**Data lines**
-- Start --
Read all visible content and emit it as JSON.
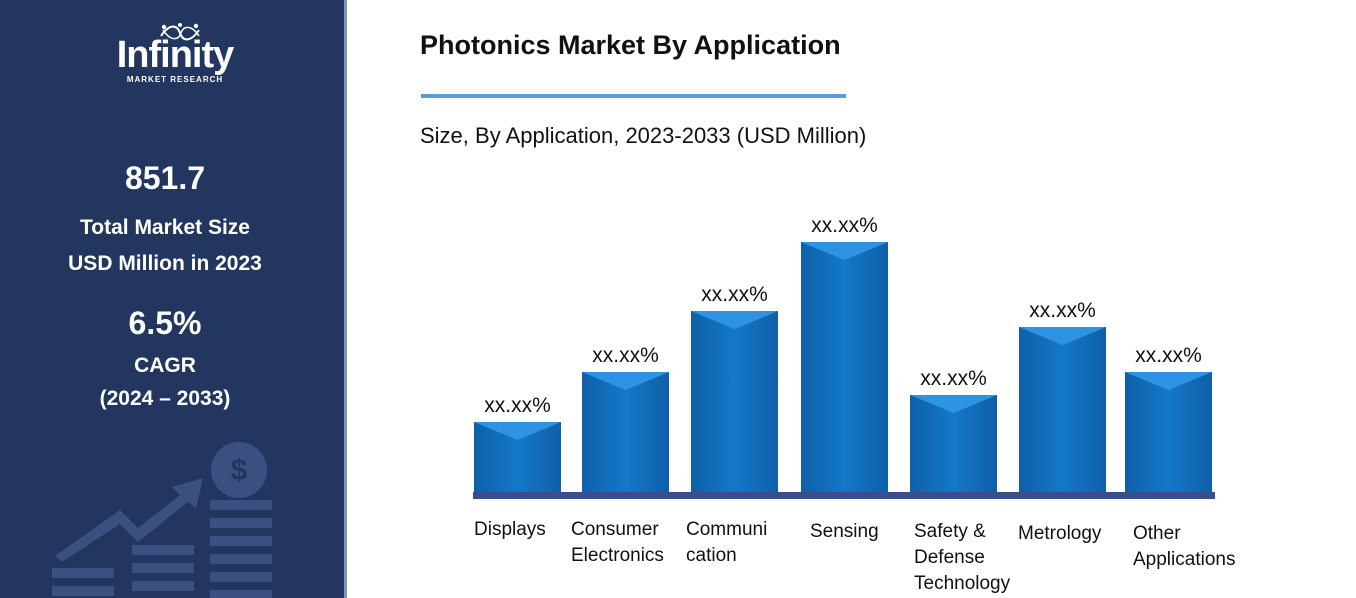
{
  "brand": {
    "name": "Infinity",
    "tagline": "MARKET RESEARCH"
  },
  "sidebar": {
    "market_size_value": "851.7",
    "market_size_label_1": "Total Market Size",
    "market_size_label_2": "USD Million in 2023",
    "cagr_value": "6.5%",
    "cagr_label": "CAGR",
    "cagr_period": "(2024 – 2033)"
  },
  "colors": {
    "sidebar_bg": "#22365f",
    "bar": "#1478c8",
    "bar_top": "#2f93e3",
    "axis": "#3a4f8a",
    "rule": "#5b9bd5"
  },
  "chart_data": {
    "type": "bar",
    "title": "Photonics Market By Application",
    "subtitle": "Size, By Application, 2023-2033 (USD Million)",
    "categories": [
      "Displays",
      "Consumer\nElectronics",
      "Communi\ncation",
      "Sensing",
      "Safety &\nDefense\nTechnology",
      "Metrology",
      "Other\nApplications"
    ],
    "values": [
      70,
      120,
      181,
      250,
      97,
      165,
      120
    ],
    "data_labels": [
      "xx.xx%",
      "xx.xx%",
      "xx.xx%",
      "xx.xx%",
      "xx.xx%",
      "xx.xx%",
      "xx.xx%"
    ],
    "xlabel": "",
    "ylabel": "",
    "grid": false,
    "legend": "none"
  }
}
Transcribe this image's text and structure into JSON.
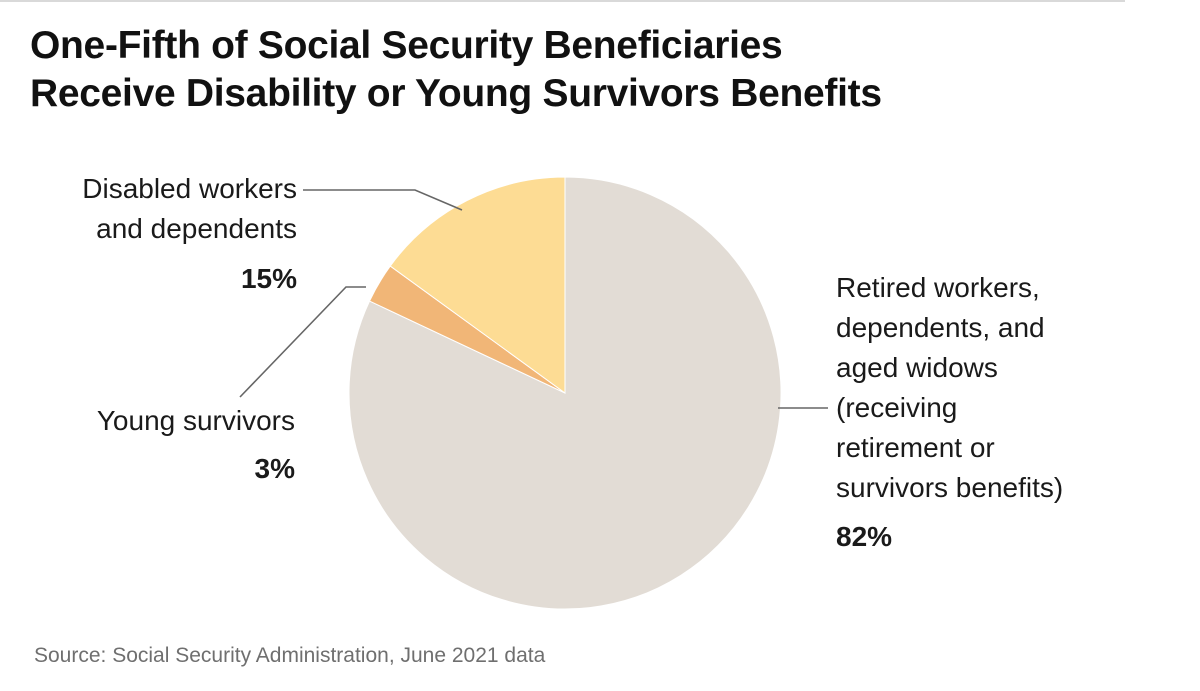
{
  "title": {
    "line1": "One-Fifth of Social Security Beneficiaries",
    "line2": "Receive Disability or Young Survivors Benefits"
  },
  "chart_data": {
    "type": "pie",
    "title": "One-Fifth of Social Security Beneficiaries Receive Disability or Young Survivors Benefits",
    "start_angle_deg": 0,
    "direction": "clockwise",
    "slices": [
      {
        "name": "Retired workers, dependents, and aged widows (receiving retirement or survivors benefits)",
        "label_lines": [
          "Retired workers,",
          "dependents, and",
          "aged widows",
          "(receiving",
          "retirement or",
          "survivors benefits)"
        ],
        "value": 82,
        "value_label": "82%",
        "color": "#e2dcd5"
      },
      {
        "name": "Young survivors",
        "label_lines": [
          "Young survivors"
        ],
        "value": 3,
        "value_label": "3%",
        "color": "#f1b677"
      },
      {
        "name": "Disabled workers and dependents",
        "label_lines": [
          "Disabled workers",
          "and dependents"
        ],
        "value": 15,
        "value_label": "15%",
        "color": "#fddc94"
      }
    ]
  },
  "source": "Source: Social Security Administration, June 2021 data",
  "colors": {
    "background": "#ffffff",
    "text": "#111111",
    "source_text": "#6f6f6f",
    "leader_line": "#666666",
    "slice_stroke": "#ffffff"
  }
}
-- End --
**Goal of the exercise**
Without including any picture, repeat the data exactly.

**Written response**
Read all visible content and emit it as JSON.
{
  "brand": {
    "name": "Infinity",
    "tagline": "MARKET RESEARCH"
  },
  "sidebar": {
    "market_size_value": "851.7",
    "market_size_label_1": "Total Market Size",
    "market_size_label_2": "USD Million in 2023",
    "cagr_value": "6.5%",
    "cagr_label": "CAGR",
    "cagr_period": "(2024 – 2033)"
  },
  "colors": {
    "sidebar_bg": "#22365f",
    "bar": "#1478c8",
    "bar_top": "#2f93e3",
    "axis": "#3a4f8a",
    "rule": "#5b9bd5"
  },
  "chart_data": {
    "type": "bar",
    "title": "Photonics Market By Application",
    "subtitle": "Size, By Application, 2023-2033 (USD Million)",
    "categories": [
      "Displays",
      "Consumer\nElectronics",
      "Communi\ncation",
      "Sensing",
      "Safety &\nDefense\nTechnology",
      "Metrology",
      "Other\nApplications"
    ],
    "values": [
      70,
      120,
      181,
      250,
      97,
      165,
      120
    ],
    "data_labels": [
      "xx.xx%",
      "xx.xx%",
      "xx.xx%",
      "xx.xx%",
      "xx.xx%",
      "xx.xx%",
      "xx.xx%"
    ],
    "xlabel": "",
    "ylabel": "",
    "grid": false,
    "legend": "none"
  }
}
Transcribe this image's text and structure into JSON.
{
  "title": {
    "line1": "One-Fifth of Social Security Beneficiaries",
    "line2": "Receive Disability or Young Survivors Benefits"
  },
  "chart_data": {
    "type": "pie",
    "title": "One-Fifth of Social Security Beneficiaries Receive Disability or Young Survivors Benefits",
    "start_angle_deg": 0,
    "direction": "clockwise",
    "slices": [
      {
        "name": "Retired workers, dependents, and aged widows (receiving retirement or survivors benefits)",
        "label_lines": [
          "Retired workers,",
          "dependents, and",
          "aged widows",
          "(receiving",
          "retirement or",
          "survivors benefits)"
        ],
        "value": 82,
        "value_label": "82%",
        "color": "#e2dcd5"
      },
      {
        "name": "Young survivors",
        "label_lines": [
          "Young survivors"
        ],
        "value": 3,
        "value_label": "3%",
        "color": "#f1b677"
      },
      {
        "name": "Disabled workers and dependents",
        "label_lines": [
          "Disabled workers",
          "and dependents"
        ],
        "value": 15,
        "value_label": "15%",
        "color": "#fddc94"
      }
    ]
  },
  "source": "Source: Social Security Administration, June 2021 data",
  "colors": {
    "background": "#ffffff",
    "text": "#111111",
    "source_text": "#6f6f6f",
    "leader_line": "#666666",
    "slice_stroke": "#ffffff"
  }
}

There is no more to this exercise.